═══ EXERCISE DATA ═══
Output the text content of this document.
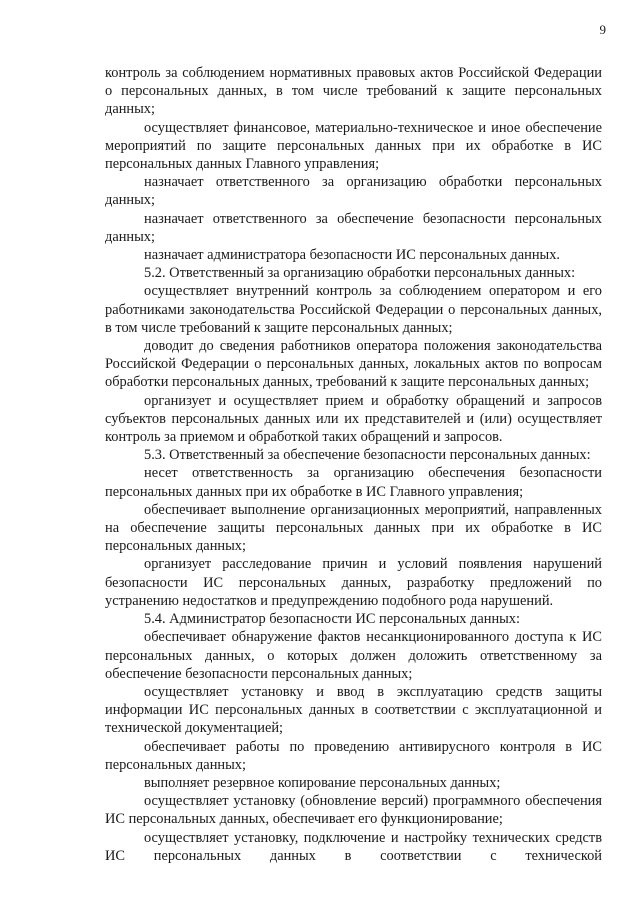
9

контроль за соблюдением нормативных правовых актов Российской Федерации о персональных данных, в том числе требований к защите персональных данных;

осуществляет финансовое, материально-техническое и иное обеспечение мероприятий по защите персональных данных при их обработке в ИС персональных данных Главного управления;

назначает ответственного за организацию обработки персональных данных;

назначает ответственного за обеспечение безопасности персональных данных;

назначает администратора безопасности ИС персональных данных.

5.2. Ответственный за организацию обработки персональных данных:

осуществляет внутренний контроль за соблюдением оператором и его работниками законодательства Российской Федерации о персональных данных, в том числе требований к защите персональных данных;

доводит до сведения работников оператора положения законодательства Российской Федерации о персональных данных, локальных актов по вопросам обработки персональных данных, требований к защите персональных данных;

организует и осуществляет прием и обработку обращений и запросов субъектов персональных данных или их представителей и (или) осуществляет контроль за приемом и обработкой таких обращений и запросов.

5.3. Ответственный за обеспечение безопасности персональных данных:

несет ответственность за организацию обеспечения безопасности персональных данных при их обработке в ИС Главного управления;

обеспечивает выполнение организационных мероприятий, направленных на обеспечение защиты персональных данных при их обработке в ИС персональных данных;

организует расследование причин и условий появления нарушений безопасности ИС персональных данных, разработку предложений по устранению недостатков и предупреждению подобного рода нарушений.

5.4. Администратор безопасности ИС персональных данных:

обеспечивает обнаружение фактов несанкционированного доступа к ИС персональных данных, о которых должен доложить ответственному за обеспечение безопасности персональных данных;

осуществляет установку и ввод в эксплуатацию средств защиты информации ИС персональных данных в соответствии с эксплуатационной и технической документацией;

обеспечивает работы по проведению антивирусного контроля в ИС персональных данных;

выполняет резервное копирование персональных данных;

осуществляет установку (обновление версий) программного обеспечения ИС персональных данных, обеспечивает его функционирование;

осуществляет установку, подключение и настройку технических средств ИС персональных данных в соответствии с технической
═══
• _WHAT IS BEING ASKED_: Identify lines with the string "назначает". Copy each one.

• _TASK OUTPUT_:
назначает ответственного за организацию обработки персональных данных;
назначает ответственного за обеспечение безопасности персональных данных;
назначает администратора безопасности ИС персональных данных.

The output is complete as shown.